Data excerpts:
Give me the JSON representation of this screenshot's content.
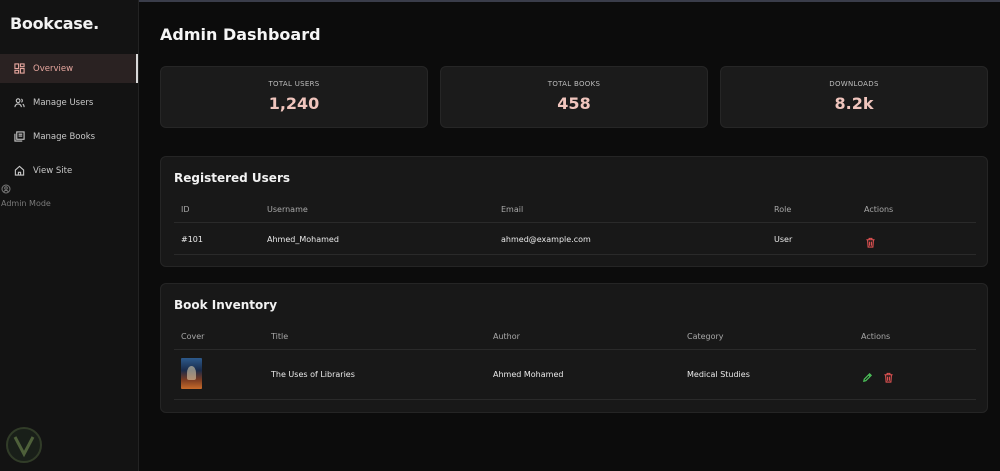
{
  "sidebar": {
    "brand": "Bookcase.",
    "items": [
      {
        "label": "Overview",
        "icon": "dashboard-icon",
        "active": true
      },
      {
        "label": "Manage Users",
        "icon": "users-icon",
        "active": false
      },
      {
        "label": "Manage Books",
        "icon": "books-icon",
        "active": false
      },
      {
        "label": "View Site",
        "icon": "home-icon",
        "active": false
      }
    ],
    "admin_mode": "Admin Mode"
  },
  "header": {
    "title": "Admin Dashboard"
  },
  "stats": [
    {
      "label": "TOTAL USERS",
      "value": "1,240"
    },
    {
      "label": "TOTAL BOOKS",
      "value": "458"
    },
    {
      "label": "DOWNLOADS",
      "value": "8.2k"
    }
  ],
  "users_panel": {
    "title": "Registered Users",
    "columns": [
      "ID",
      "Username",
      "Email",
      "Role",
      "Actions"
    ],
    "rows": [
      {
        "id": "#101",
        "username": "Ahmed_Mohamed",
        "email": "ahmed@example.com",
        "role": "User"
      }
    ]
  },
  "books_panel": {
    "title": "Book Inventory",
    "columns": [
      "Cover",
      "Title",
      "Author",
      "Category",
      "Actions"
    ],
    "rows": [
      {
        "title": "The Uses of Libraries",
        "author": "Ahmed Mohamed",
        "category": "Medical Studies"
      }
    ]
  },
  "colors": {
    "accent": "#e7a79f",
    "stat_value": "#f0c5bd",
    "delete": "#e05252",
    "edit": "#4cc35a"
  }
}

Instructions for the task. Locate each line with the word "Manage" and copy it.

Correct answer.
        "label": "Manage Users",
        "label": "Manage Books",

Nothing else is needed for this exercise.